SHORT PROBLEM: Using the listing below, copy every line that mentions "朋友间每一个知心的默契".

Stored items:
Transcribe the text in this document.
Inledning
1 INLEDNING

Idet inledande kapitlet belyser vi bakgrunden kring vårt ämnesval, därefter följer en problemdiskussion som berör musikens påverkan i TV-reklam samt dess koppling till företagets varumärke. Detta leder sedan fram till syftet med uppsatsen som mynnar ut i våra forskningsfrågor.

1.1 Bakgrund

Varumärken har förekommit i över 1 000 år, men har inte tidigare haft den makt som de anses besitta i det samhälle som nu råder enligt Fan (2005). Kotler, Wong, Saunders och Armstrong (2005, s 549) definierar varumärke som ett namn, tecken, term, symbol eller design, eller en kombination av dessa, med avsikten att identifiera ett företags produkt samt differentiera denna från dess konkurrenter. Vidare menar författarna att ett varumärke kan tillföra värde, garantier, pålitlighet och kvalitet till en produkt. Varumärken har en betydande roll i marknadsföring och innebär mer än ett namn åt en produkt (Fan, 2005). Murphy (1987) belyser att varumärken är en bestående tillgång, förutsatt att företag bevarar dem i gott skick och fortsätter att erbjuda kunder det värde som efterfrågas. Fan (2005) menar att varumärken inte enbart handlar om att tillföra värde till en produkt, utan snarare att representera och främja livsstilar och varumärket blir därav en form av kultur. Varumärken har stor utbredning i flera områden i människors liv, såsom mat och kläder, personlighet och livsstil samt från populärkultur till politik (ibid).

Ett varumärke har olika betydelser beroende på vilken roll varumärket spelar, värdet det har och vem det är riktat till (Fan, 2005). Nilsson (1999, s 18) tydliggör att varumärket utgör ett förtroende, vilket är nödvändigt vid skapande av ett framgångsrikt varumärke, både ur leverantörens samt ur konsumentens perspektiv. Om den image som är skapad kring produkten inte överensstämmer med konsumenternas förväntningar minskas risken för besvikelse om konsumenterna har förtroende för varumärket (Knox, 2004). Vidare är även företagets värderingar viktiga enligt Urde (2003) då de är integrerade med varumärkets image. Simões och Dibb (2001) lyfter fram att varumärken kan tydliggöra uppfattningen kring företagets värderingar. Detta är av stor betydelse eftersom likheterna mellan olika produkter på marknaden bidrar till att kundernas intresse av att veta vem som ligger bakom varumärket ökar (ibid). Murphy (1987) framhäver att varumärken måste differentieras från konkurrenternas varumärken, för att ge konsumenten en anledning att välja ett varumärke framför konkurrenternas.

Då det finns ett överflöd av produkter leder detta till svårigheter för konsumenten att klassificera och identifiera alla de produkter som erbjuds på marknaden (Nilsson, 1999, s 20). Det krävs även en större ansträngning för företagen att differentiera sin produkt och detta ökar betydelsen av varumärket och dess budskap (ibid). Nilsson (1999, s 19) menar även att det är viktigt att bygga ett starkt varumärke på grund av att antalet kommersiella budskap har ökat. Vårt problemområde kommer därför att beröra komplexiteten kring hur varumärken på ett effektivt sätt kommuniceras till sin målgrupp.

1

--

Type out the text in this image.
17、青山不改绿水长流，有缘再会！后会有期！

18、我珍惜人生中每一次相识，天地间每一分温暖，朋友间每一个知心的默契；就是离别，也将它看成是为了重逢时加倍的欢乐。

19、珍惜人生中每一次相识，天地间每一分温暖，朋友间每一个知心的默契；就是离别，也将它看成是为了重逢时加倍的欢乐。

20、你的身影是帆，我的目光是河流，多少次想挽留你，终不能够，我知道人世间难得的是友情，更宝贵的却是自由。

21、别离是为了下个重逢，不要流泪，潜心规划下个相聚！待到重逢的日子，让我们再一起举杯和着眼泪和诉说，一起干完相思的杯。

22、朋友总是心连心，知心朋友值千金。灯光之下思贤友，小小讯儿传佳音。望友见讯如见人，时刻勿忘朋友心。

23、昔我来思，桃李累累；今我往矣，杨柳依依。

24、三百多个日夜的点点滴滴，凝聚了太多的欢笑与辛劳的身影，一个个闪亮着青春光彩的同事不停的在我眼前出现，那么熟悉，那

* * *

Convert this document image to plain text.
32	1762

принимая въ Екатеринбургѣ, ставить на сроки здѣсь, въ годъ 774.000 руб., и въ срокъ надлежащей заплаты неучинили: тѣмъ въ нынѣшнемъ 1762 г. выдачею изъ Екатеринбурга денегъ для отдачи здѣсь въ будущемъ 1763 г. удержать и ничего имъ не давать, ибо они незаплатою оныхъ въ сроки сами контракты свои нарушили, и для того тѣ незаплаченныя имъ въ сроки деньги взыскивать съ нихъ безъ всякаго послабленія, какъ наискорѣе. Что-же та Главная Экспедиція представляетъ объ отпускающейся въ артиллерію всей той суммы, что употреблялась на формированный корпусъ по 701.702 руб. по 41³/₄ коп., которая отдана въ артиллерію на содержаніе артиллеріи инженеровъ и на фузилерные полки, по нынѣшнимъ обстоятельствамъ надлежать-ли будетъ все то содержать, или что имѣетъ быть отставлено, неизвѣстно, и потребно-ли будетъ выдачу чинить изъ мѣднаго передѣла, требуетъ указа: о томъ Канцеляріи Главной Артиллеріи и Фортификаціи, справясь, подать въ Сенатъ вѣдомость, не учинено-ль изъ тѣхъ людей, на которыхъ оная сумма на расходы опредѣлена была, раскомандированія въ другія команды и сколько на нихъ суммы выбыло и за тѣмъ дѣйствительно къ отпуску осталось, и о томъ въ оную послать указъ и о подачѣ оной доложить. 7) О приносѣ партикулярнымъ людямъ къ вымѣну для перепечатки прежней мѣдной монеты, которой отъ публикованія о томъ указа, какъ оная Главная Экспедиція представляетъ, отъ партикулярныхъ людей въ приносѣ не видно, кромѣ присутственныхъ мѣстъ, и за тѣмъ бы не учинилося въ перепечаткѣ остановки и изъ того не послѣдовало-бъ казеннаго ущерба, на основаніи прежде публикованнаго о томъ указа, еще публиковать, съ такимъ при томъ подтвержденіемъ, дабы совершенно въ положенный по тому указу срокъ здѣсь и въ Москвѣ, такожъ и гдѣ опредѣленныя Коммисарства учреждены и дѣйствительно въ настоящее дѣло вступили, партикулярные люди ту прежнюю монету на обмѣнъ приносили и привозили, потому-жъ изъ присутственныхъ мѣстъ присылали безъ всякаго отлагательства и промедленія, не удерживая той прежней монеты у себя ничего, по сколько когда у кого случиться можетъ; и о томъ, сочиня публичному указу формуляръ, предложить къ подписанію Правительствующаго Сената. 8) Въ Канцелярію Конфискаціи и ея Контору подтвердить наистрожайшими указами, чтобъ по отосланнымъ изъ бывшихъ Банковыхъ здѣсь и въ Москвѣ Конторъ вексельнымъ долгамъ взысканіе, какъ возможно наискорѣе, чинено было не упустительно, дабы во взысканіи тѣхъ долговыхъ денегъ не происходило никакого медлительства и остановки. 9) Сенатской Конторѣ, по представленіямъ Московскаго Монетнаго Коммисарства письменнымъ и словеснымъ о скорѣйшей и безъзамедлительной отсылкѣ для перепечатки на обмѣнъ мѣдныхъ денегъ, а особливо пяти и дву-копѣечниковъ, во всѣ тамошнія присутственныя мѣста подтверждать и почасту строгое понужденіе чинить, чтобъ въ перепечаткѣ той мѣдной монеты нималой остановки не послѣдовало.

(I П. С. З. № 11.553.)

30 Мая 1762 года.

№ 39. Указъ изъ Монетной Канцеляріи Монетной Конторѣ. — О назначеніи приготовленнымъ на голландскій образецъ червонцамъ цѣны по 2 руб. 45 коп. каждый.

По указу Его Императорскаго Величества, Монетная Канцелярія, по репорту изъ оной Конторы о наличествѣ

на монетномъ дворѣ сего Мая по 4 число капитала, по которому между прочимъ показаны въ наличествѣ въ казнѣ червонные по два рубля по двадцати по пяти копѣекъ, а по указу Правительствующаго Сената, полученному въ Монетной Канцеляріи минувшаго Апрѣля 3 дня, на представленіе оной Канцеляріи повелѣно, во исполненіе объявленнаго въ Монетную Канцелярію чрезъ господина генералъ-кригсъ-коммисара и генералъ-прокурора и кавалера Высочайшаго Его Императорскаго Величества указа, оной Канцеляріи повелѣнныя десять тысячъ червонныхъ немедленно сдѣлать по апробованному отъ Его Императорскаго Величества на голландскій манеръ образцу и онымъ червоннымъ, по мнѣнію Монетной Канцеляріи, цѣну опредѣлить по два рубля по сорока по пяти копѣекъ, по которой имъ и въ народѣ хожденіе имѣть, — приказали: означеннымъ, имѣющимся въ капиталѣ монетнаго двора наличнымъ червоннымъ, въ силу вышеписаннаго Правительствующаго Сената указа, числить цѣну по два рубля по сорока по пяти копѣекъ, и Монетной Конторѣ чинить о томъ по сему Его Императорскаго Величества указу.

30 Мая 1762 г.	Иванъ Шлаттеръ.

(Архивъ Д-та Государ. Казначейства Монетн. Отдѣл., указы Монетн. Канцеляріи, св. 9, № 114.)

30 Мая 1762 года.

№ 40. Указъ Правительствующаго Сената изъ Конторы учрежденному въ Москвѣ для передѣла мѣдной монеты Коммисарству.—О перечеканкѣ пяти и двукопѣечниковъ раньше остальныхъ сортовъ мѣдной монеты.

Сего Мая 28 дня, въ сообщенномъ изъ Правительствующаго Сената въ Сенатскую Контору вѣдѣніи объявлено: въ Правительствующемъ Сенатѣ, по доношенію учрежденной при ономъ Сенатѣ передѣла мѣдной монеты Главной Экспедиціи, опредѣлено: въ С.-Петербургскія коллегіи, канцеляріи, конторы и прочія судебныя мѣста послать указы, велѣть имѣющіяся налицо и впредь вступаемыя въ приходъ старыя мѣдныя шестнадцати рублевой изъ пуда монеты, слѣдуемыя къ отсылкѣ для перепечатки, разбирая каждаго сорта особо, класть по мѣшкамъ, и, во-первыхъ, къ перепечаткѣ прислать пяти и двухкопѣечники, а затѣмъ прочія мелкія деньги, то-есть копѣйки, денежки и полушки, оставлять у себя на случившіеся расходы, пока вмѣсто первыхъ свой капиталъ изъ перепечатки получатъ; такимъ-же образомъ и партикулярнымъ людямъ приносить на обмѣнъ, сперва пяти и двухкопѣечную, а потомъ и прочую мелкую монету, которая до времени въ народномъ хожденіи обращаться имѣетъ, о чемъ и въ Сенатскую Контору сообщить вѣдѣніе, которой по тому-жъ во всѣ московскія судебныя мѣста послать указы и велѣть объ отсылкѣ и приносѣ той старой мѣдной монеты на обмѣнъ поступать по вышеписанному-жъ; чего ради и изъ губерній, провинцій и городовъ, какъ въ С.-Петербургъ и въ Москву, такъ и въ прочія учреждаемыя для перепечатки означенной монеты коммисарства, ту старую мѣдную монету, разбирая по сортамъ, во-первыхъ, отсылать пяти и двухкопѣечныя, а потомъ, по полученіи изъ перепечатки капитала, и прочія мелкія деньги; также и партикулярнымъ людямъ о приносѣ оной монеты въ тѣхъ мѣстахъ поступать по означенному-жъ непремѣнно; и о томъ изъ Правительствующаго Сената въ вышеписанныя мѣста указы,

SOLUTION TO THIS TASK:
18、我珍惜人生中每一次相识，天地间每一分温暖，朋友间每一个知心的默契；就是离别，也将它看成是为了重逢时加倍的欢乐。
19、珍惜人生中每一次相识，天地间每一分温暖，朋友间每一个知心的默契；就是离别，也将它看成是为了重逢时加倍的欢乐。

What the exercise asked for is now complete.